Direction
Make an exact copy of all the entries, with the pictures left out.
━━ Dataset rows ━━
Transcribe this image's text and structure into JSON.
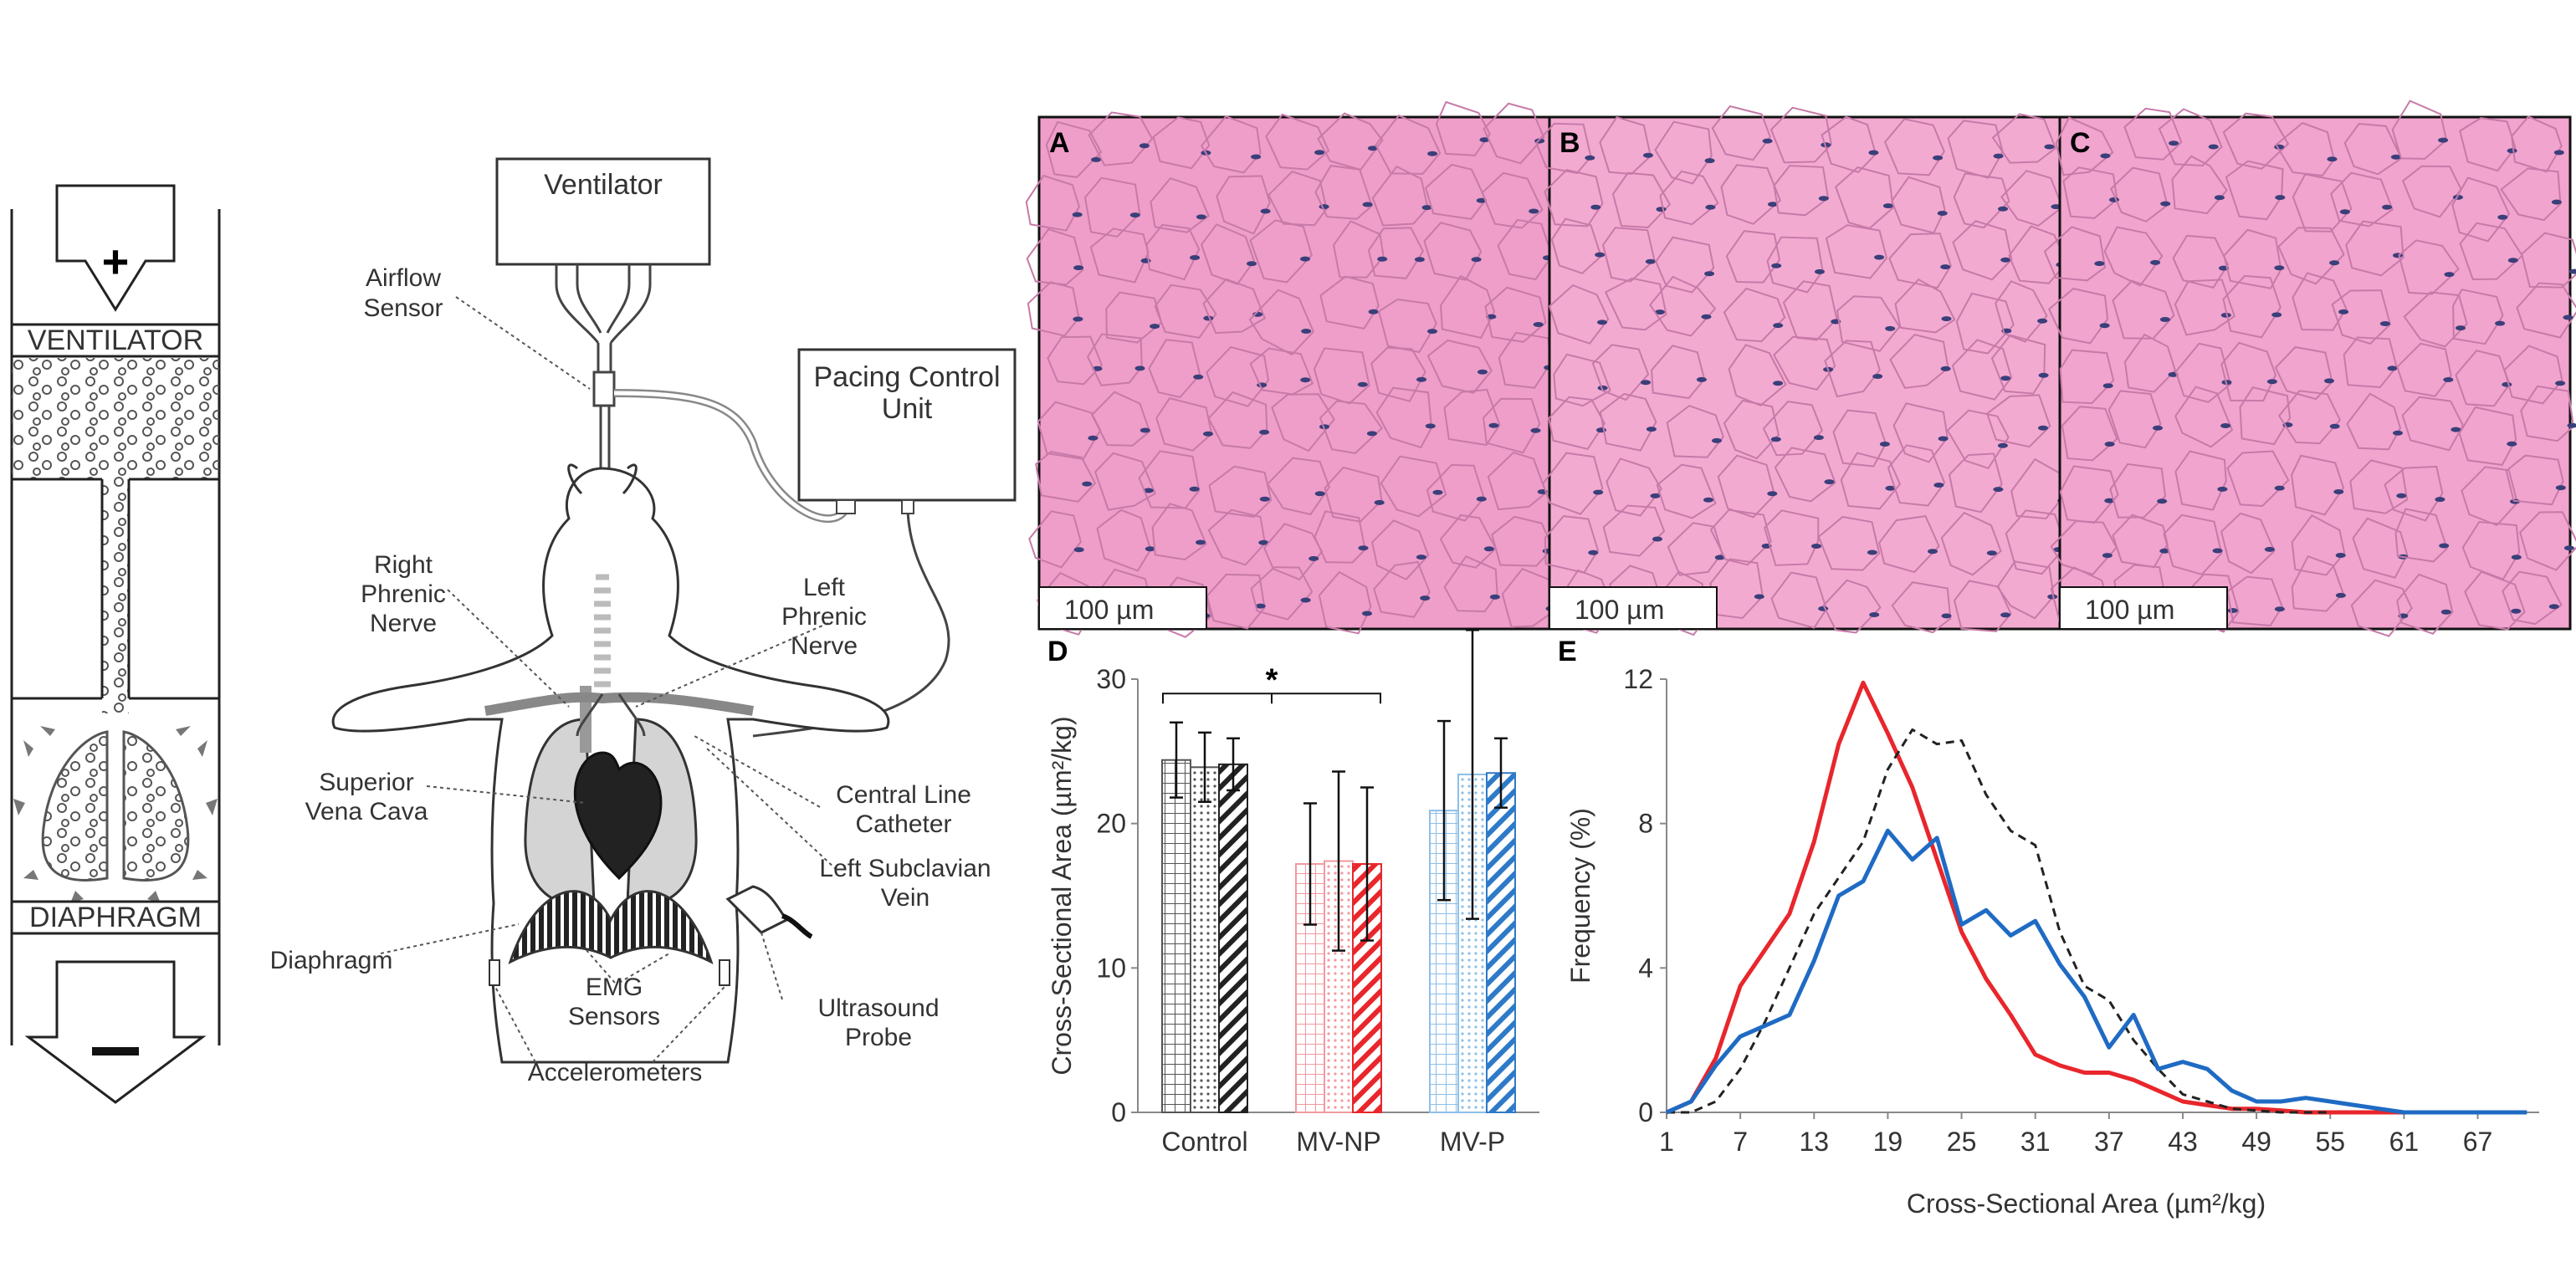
{
  "schematic": {
    "ventilator_label": "VENTILATOR",
    "diaphragm_label": "DIAPHRAGM",
    "plus_symbol": "+",
    "minus_symbol": "−"
  },
  "setup": {
    "ventilator": "Ventilator",
    "airflow_sensor": [
      "Airflow",
      "Sensor"
    ],
    "pacing_control_unit": [
      "Pacing Control",
      "Unit"
    ],
    "right_phrenic_nerve": [
      "Right",
      "Phrenic",
      "Nerve"
    ],
    "left_phrenic_nerve": [
      "Left",
      "Phrenic",
      "Nerve"
    ],
    "superior_vena_cava": [
      "Superior",
      "Vena Cava"
    ],
    "central_line_catheter": [
      "Central Line",
      "Catheter"
    ],
    "left_subclavian_vein": [
      "Left Subclavian",
      "Vein"
    ],
    "diaphragm": "Diaphragm",
    "emg_sensors": [
      "EMG",
      "Sensors"
    ],
    "ultrasound_probe": [
      "Ultrasound",
      "Probe"
    ],
    "accelerometers": "Accelerometers"
  },
  "histology": {
    "panels": [
      {
        "letter": "A",
        "scale": "100 µm"
      },
      {
        "letter": "B",
        "scale": "100 µm"
      },
      {
        "letter": "C",
        "scale": "100 µm"
      }
    ],
    "colors": {
      "stain": "#ee9ec8",
      "nuclei": "#3a3f7a"
    }
  },
  "chart_data": [
    {
      "panel": "D",
      "type": "bar",
      "categories": [
        "Control",
        "MV-NP",
        "MV-P"
      ],
      "ylabel": "Cross-Sectional Area (µm²/kg)",
      "ylim": [
        0,
        30
      ],
      "yticks": [
        0,
        10,
        20,
        30
      ],
      "significance": "*",
      "groups": [
        {
          "category": "Control",
          "color": "#555555",
          "values": [
            24.4,
            23.9,
            24.1
          ],
          "errors": [
            2.6,
            2.4,
            1.8
          ]
        },
        {
          "category": "MV-NP",
          "color": "#e8262c",
          "values": [
            17.2,
            17.4,
            17.2
          ],
          "errors": [
            4.2,
            6.2,
            5.3
          ]
        },
        {
          "category": "MV-P",
          "color": "#2e7ac8",
          "values": [
            20.9,
            23.4,
            23.5
          ],
          "errors": [
            6.2,
            10.0,
            2.4
          ]
        }
      ]
    },
    {
      "panel": "E",
      "type": "line",
      "xlabel": "Cross-Sectional Area (µm²/kg)",
      "ylabel": "Frequency (%)",
      "xlim": [
        1,
        72
      ],
      "ylim": [
        0,
        12
      ],
      "xticks": [
        1,
        7,
        13,
        19,
        25,
        31,
        37,
        43,
        49,
        55,
        61,
        67
      ],
      "yticks": [
        0,
        4,
        8,
        12
      ],
      "series": [
        {
          "color": "#e8262c",
          "dash": "solid",
          "x": [
            1,
            3,
            5,
            7,
            9,
            11,
            13,
            15,
            17,
            19,
            21,
            23,
            25,
            27,
            29,
            31,
            33,
            35,
            37,
            39,
            41,
            43,
            45,
            47,
            49,
            51,
            53,
            55,
            57,
            59,
            61
          ],
          "y": [
            0,
            0.3,
            1.5,
            3.5,
            4.5,
            5.5,
            7.5,
            10.2,
            11.9,
            10.5,
            9.0,
            7.0,
            5.0,
            3.7,
            2.7,
            1.6,
            1.3,
            1.1,
            1.1,
            0.9,
            0.6,
            0.3,
            0.2,
            0.1,
            0.1,
            0.05,
            0,
            0,
            0,
            0,
            0
          ]
        },
        {
          "color": "#222222",
          "dash": "dashed",
          "x": [
            1,
            3,
            5,
            7,
            9,
            11,
            13,
            15,
            17,
            19,
            21,
            23,
            25,
            27,
            29,
            31,
            33,
            35,
            37,
            39,
            41,
            43,
            45,
            47,
            49,
            51,
            53,
            55
          ],
          "y": [
            0,
            0,
            0.3,
            1.2,
            2.5,
            4.0,
            5.5,
            6.5,
            7.5,
            9.5,
            10.6,
            10.2,
            10.3,
            8.8,
            7.8,
            7.4,
            5.0,
            3.5,
            3.1,
            2.0,
            1.2,
            0.5,
            0.3,
            0.1,
            0.05,
            0,
            0,
            0
          ]
        },
        {
          "color": "#1f6bc4",
          "dash": "solid",
          "x": [
            1,
            3,
            5,
            7,
            9,
            11,
            13,
            15,
            17,
            19,
            21,
            23,
            25,
            27,
            29,
            31,
            33,
            35,
            37,
            39,
            41,
            43,
            45,
            47,
            49,
            51,
            53,
            55,
            57,
            59,
            61,
            63,
            65,
            67,
            69,
            71
          ],
          "y": [
            0,
            0.3,
            1.3,
            2.1,
            2.4,
            2.7,
            4.2,
            6.0,
            6.4,
            7.8,
            7.0,
            7.6,
            5.2,
            5.6,
            4.9,
            5.3,
            4.1,
            3.2,
            1.8,
            2.7,
            1.2,
            1.4,
            1.2,
            0.6,
            0.3,
            0.3,
            0.4,
            0.3,
            0.2,
            0.1,
            0,
            0,
            0,
            0,
            0,
            0
          ]
        }
      ]
    }
  ]
}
━━━
Exercise output
Transcribe this image's text and structure into JSON.
{
  "schematic": {
    "ventilator_label": "VENTILATOR",
    "diaphragm_label": "DIAPHRAGM",
    "plus_symbol": "+",
    "minus_symbol": "−"
  },
  "setup": {
    "ventilator": "Ventilator",
    "airflow_sensor": [
      "Airflow",
      "Sensor"
    ],
    "pacing_control_unit": [
      "Pacing Control",
      "Unit"
    ],
    "right_phrenic_nerve": [
      "Right",
      "Phrenic",
      "Nerve"
    ],
    "left_phrenic_nerve": [
      "Left",
      "Phrenic",
      "Nerve"
    ],
    "superior_vena_cava": [
      "Superior",
      "Vena Cava"
    ],
    "central_line_catheter": [
      "Central Line",
      "Catheter"
    ],
    "left_subclavian_vein": [
      "Left Subclavian",
      "Vein"
    ],
    "diaphragm": "Diaphragm",
    "emg_sensors": [
      "EMG",
      "Sensors"
    ],
    "ultrasound_probe": [
      "Ultrasound",
      "Probe"
    ],
    "accelerometers": "Accelerometers"
  },
  "histology": {
    "panels": [
      {
        "letter": "A",
        "scale": "100 µm"
      },
      {
        "letter": "B",
        "scale": "100 µm"
      },
      {
        "letter": "C",
        "scale": "100 µm"
      }
    ],
    "colors": {
      "stain": "#ee9ec8",
      "nuclei": "#3a3f7a"
    }
  },
  "chart_data": [
    {
      "panel": "D",
      "type": "bar",
      "categories": [
        "Control",
        "MV-NP",
        "MV-P"
      ],
      "ylabel": "Cross-Sectional Area (µm²/kg)",
      "ylim": [
        0,
        30
      ],
      "yticks": [
        0,
        10,
        20,
        30
      ],
      "significance": "*",
      "groups": [
        {
          "category": "Control",
          "color": "#555555",
          "values": [
            24.4,
            23.9,
            24.1
          ],
          "errors": [
            2.6,
            2.4,
            1.8
          ]
        },
        {
          "category": "MV-NP",
          "color": "#e8262c",
          "values": [
            17.2,
            17.4,
            17.2
          ],
          "errors": [
            4.2,
            6.2,
            5.3
          ]
        },
        {
          "category": "MV-P",
          "color": "#2e7ac8",
          "values": [
            20.9,
            23.4,
            23.5
          ],
          "errors": [
            6.2,
            10.0,
            2.4
          ]
        }
      ]
    },
    {
      "panel": "E",
      "type": "line",
      "xlabel": "Cross-Sectional Area (µm²/kg)",
      "ylabel": "Frequency (%)",
      "xlim": [
        1,
        72
      ],
      "ylim": [
        0,
        12
      ],
      "xticks": [
        1,
        7,
        13,
        19,
        25,
        31,
        37,
        43,
        49,
        55,
        61,
        67
      ],
      "yticks": [
        0,
        4,
        8,
        12
      ],
      "series": [
        {
          "color": "#e8262c",
          "dash": "solid",
          "x": [
            1,
            3,
            5,
            7,
            9,
            11,
            13,
            15,
            17,
            19,
            21,
            23,
            25,
            27,
            29,
            31,
            33,
            35,
            37,
            39,
            41,
            43,
            45,
            47,
            49,
            51,
            53,
            55,
            57,
            59,
            61
          ],
          "y": [
            0,
            0.3,
            1.5,
            3.5,
            4.5,
            5.5,
            7.5,
            10.2,
            11.9,
            10.5,
            9.0,
            7.0,
            5.0,
            3.7,
            2.7,
            1.6,
            1.3,
            1.1,
            1.1,
            0.9,
            0.6,
            0.3,
            0.2,
            0.1,
            0.1,
            0.05,
            0,
            0,
            0,
            0,
            0
          ]
        },
        {
          "color": "#222222",
          "dash": "dashed",
          "x": [
            1,
            3,
            5,
            7,
            9,
            11,
            13,
            15,
            17,
            19,
            21,
            23,
            25,
            27,
            29,
            31,
            33,
            35,
            37,
            39,
            41,
            43,
            45,
            47,
            49,
            51,
            53,
            55
          ],
          "y": [
            0,
            0,
            0.3,
            1.2,
            2.5,
            4.0,
            5.5,
            6.5,
            7.5,
            9.5,
            10.6,
            10.2,
            10.3,
            8.8,
            7.8,
            7.4,
            5.0,
            3.5,
            3.1,
            2.0,
            1.2,
            0.5,
            0.3,
            0.1,
            0.05,
            0,
            0,
            0
          ]
        },
        {
          "color": "#1f6bc4",
          "dash": "solid",
          "x": [
            1,
            3,
            5,
            7,
            9,
            11,
            13,
            15,
            17,
            19,
            21,
            23,
            25,
            27,
            29,
            31,
            33,
            35,
            37,
            39,
            41,
            43,
            45,
            47,
            49,
            51,
            53,
            55,
            57,
            59,
            61,
            63,
            65,
            67,
            69,
            71
          ],
          "y": [
            0,
            0.3,
            1.3,
            2.1,
            2.4,
            2.7,
            4.2,
            6.0,
            6.4,
            7.8,
            7.0,
            7.6,
            5.2,
            5.6,
            4.9,
            5.3,
            4.1,
            3.2,
            1.8,
            2.7,
            1.2,
            1.4,
            1.2,
            0.6,
            0.3,
            0.3,
            0.4,
            0.3,
            0.2,
            0.1,
            0,
            0,
            0,
            0,
            0,
            0
          ]
        }
      ]
    }
  ]
}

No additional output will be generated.